Task goal> Every record that follows should be printed verbatim.

(Stored data)
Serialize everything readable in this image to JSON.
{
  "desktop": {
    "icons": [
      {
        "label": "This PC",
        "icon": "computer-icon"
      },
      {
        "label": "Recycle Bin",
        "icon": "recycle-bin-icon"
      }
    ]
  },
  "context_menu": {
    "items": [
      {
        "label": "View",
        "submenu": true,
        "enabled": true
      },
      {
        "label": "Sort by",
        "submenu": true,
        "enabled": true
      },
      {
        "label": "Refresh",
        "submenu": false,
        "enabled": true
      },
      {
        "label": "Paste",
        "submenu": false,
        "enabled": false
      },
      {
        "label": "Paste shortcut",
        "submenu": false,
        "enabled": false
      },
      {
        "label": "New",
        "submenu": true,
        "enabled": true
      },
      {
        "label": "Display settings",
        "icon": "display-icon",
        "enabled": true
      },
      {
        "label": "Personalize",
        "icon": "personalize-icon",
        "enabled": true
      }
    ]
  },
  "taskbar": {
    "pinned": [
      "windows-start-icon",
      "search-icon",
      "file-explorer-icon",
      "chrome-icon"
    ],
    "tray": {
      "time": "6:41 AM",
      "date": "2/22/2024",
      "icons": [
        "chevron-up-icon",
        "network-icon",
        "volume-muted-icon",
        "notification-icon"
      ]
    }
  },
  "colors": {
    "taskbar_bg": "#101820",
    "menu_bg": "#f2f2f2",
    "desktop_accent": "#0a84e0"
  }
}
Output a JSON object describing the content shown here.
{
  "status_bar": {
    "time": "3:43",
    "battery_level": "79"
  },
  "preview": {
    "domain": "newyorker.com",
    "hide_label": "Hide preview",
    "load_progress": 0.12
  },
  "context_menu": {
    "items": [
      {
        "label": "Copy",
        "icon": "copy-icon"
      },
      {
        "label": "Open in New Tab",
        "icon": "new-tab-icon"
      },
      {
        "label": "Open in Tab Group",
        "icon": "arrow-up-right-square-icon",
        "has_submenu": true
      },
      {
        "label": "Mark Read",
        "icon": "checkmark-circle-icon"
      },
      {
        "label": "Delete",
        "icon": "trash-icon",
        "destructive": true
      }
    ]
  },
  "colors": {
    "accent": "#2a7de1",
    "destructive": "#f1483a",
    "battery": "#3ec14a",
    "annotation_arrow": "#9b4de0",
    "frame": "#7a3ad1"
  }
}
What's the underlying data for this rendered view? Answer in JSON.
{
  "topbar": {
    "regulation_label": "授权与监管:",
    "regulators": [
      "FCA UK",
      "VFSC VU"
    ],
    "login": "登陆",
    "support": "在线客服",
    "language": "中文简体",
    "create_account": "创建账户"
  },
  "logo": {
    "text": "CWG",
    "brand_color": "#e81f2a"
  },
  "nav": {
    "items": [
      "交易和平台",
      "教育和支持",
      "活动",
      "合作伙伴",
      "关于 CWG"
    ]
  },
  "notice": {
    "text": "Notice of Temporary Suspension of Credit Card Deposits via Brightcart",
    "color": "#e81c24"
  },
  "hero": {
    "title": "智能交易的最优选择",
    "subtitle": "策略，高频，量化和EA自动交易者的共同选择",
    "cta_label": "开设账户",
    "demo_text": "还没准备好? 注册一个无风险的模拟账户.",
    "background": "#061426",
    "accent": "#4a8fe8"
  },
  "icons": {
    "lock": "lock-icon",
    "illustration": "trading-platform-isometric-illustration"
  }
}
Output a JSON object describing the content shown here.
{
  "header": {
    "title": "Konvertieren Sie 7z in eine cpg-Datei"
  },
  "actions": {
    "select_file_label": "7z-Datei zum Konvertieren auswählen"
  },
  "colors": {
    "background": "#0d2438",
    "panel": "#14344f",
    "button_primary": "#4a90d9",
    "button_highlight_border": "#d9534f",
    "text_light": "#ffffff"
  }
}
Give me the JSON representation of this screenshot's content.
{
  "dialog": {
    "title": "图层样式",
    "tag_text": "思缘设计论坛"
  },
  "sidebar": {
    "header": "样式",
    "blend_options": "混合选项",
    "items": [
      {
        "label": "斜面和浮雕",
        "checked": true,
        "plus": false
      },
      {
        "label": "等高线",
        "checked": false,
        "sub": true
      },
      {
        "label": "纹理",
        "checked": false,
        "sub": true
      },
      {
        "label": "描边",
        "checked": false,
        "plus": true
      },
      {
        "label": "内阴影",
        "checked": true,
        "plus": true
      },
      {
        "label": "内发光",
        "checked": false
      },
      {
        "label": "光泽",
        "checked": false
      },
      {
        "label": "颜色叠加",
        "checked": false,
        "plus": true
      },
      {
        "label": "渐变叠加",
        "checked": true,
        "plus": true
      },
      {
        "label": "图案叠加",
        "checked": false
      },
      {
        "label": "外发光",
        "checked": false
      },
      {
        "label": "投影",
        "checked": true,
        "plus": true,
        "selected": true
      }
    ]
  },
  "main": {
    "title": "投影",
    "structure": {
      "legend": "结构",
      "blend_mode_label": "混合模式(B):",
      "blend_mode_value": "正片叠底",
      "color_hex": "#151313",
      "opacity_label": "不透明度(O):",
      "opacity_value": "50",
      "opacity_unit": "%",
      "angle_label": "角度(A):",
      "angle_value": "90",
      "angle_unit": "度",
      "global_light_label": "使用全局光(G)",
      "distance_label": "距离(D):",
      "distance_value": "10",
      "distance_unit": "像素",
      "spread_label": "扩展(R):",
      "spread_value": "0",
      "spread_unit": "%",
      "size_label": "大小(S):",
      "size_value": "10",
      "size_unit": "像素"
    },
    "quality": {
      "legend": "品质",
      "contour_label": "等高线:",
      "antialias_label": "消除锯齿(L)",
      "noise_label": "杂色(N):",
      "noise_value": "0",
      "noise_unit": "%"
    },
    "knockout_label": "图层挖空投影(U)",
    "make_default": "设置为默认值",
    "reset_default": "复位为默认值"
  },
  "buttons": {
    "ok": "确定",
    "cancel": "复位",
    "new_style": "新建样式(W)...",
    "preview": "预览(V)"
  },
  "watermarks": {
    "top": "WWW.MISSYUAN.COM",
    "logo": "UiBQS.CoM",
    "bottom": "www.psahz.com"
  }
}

Full answer>
Serialize everything readable in this image to JSON.
{
  "desktop": {
    "icons": [
      {
        "label": "This PC",
        "icon": "computer-icon"
      },
      {
        "label": "Recycle Bin",
        "icon": "recycle-bin-icon"
      }
    ]
  },
  "context_menu": {
    "items": [
      {
        "label": "View",
        "submenu": true,
        "enabled": true
      },
      {
        "label": "Sort by",
        "submenu": true,
        "enabled": true
      },
      {
        "label": "Refresh",
        "submenu": false,
        "enabled": true
      },
      {
        "label": "Paste",
        "submenu": false,
        "enabled": false
      },
      {
        "label": "Paste shortcut",
        "submenu": false,
        "enabled": false
      },
      {
        "label": "New",
        "submenu": true,
        "enabled": true
      },
      {
        "label": "Display settings",
        "icon": "display-icon",
        "enabled": true
      },
      {
        "label": "Personalize",
        "icon": "personalize-icon",
        "enabled": true
      }
    ]
  },
  "taskbar": {
    "pinned": [
      "windows-start-icon",
      "search-icon",
      "file-explorer-icon",
      "chrome-icon"
    ],
    "tray": {
      "time": "6:41 AM",
      "date": "2/22/2024",
      "icons": [
        "chevron-up-icon",
        "network-icon",
        "volume-muted-icon",
        "notification-icon"
      ]
    }
  },
  "colors": {
    "taskbar_bg": "#101820",
    "menu_bg": "#f2f2f2",
    "desktop_accent": "#0a84e0"
  }
}
Output a JSON object describing the content shown here.
{
  "status_bar": {
    "time": "3:43",
    "battery_level": "79"
  },
  "preview": {
    "domain": "newyorker.com",
    "hide_label": "Hide preview",
    "load_progress": 0.12
  },
  "context_menu": {
    "items": [
      {
        "label": "Copy",
        "icon": "copy-icon"
      },
      {
        "label": "Open in New Tab",
        "icon": "new-tab-icon"
      },
      {
        "label": "Open in Tab Group",
        "icon": "arrow-up-right-square-icon",
        "has_submenu": true
      },
      {
        "label": "Mark Read",
        "icon": "checkmark-circle-icon"
      },
      {
        "label": "Delete",
        "icon": "trash-icon",
        "destructive": true
      }
    ]
  },
  "colors": {
    "accent": "#2a7de1",
    "destructive": "#f1483a",
    "battery": "#3ec14a",
    "annotation_arrow": "#9b4de0",
    "frame": "#7a3ad1"
  }
}
What's the underlying data for this rendered view? Answer in JSON.
{
  "topbar": {
    "regulation_label": "授权与监管:",
    "regulators": [
      "FCA UK",
      "VFSC VU"
    ],
    "login": "登陆",
    "support": "在线客服",
    "language": "中文简体",
    "create_account": "创建账户"
  },
  "logo": {
    "text": "CWG",
    "brand_color": "#e81f2a"
  },
  "nav": {
    "items": [
      "交易和平台",
      "教育和支持",
      "活动",
      "合作伙伴",
      "关于 CWG"
    ]
  },
  "notice": {
    "text": "Notice of Temporary Suspension of Credit Card Deposits via Brightcart",
    "color": "#e81c24"
  },
  "hero": {
    "title": "智能交易的最优选择",
    "subtitle": "策略，高频，量化和EA自动交易者的共同选择",
    "cta_label": "开设账户",
    "demo_text": "还没准备好? 注册一个无风险的模拟账户.",
    "background": "#061426",
    "accent": "#4a8fe8"
  },
  "icons": {
    "lock": "lock-icon",
    "illustration": "trading-platform-isometric-illustration"
  }
}
Output a JSON object describing the content shown here.
{
  "header": {
    "title": "Konvertieren Sie 7z in eine cpg-Datei"
  },
  "actions": {
    "select_file_label": "7z-Datei zum Konvertieren auswählen"
  },
  "colors": {
    "background": "#0d2438",
    "panel": "#14344f",
    "button_primary": "#4a90d9",
    "button_highlight_border": "#d9534f",
    "text_light": "#ffffff"
  }
}
Give me the JSON representation of this screenshot's content.
{
  "dialog": {
    "title": "图层样式",
    "tag_text": "思缘设计论坛"
  },
  "sidebar": {
    "header": "样式",
    "blend_options": "混合选项",
    "items": [
      {
        "label": "斜面和浮雕",
        "checked": true,
        "plus": false
      },
      {
        "label": "等高线",
        "checked": false,
        "sub": true
      },
      {
        "label": "纹理",
        "checked": false,
        "sub": true
      },
      {
        "label": "描边",
        "checked": false,
        "plus": true
      },
      {
        "label": "内阴影",
        "checked": true,
        "plus": true
      },
      {
        "label": "内发光",
        "checked": false
      },
      {
        "label": "光泽",
        "checked": false
      },
      {
        "label": "颜色叠加",
        "checked": false,
        "plus": true
      },
      {
        "label": "渐变叠加",
        "checked": true,
        "plus": true
      },
      {
        "label": "图案叠加",
        "checked": false
      },
      {
        "label": "外发光",
        "checked": false
      },
      {
        "label": "投影",
        "checked": true,
        "plus": true,
        "selected": true
      }
    ]
  },
  "main": {
    "title": "投影",
    "structure": {
      "legend": "结构",
      "blend_mode_label": "混合模式(B):",
      "blend_mode_value": "正片叠底",
      "color_hex": "#151313",
      "opacity_label": "不透明度(O):",
      "opacity_value": "50",
      "opacity_unit": "%",
      "angle_label": "角度(A):",
      "angle_value": "90",
      "angle_unit": "度",
      "global_light_label": "使用全局光(G)",
      "distance_label": "距离(D):",
      "distance_value": "10",
      "distance_unit": "像素",
      "spread_label": "扩展(R):",
      "spread_value": "0",
      "spread_unit": "%",
      "size_label": "大小(S):",
      "size_value": "10",
      "size_unit": "像素"
    },
    "quality": {
      "legend": "品质",
      "contour_label": "等高线:",
      "antialias_label": "消除锯齿(L)",
      "noise_label": "杂色(N):",
      "noise_value": "0",
      "noise_unit": "%"
    },
    "knockout_label": "图层挖空投影(U)",
    "make_default": "设置为默认值",
    "reset_default": "复位为默认值"
  },
  "buttons": {
    "ok": "确定",
    "cancel": "复位",
    "new_style": "新建样式(W)...",
    "preview": "预览(V)"
  },
  "watermarks": {
    "top": "WWW.MISSYUAN.COM",
    "logo": "UiBQS.CoM",
    "bottom": "www.psahz.com"
  }
}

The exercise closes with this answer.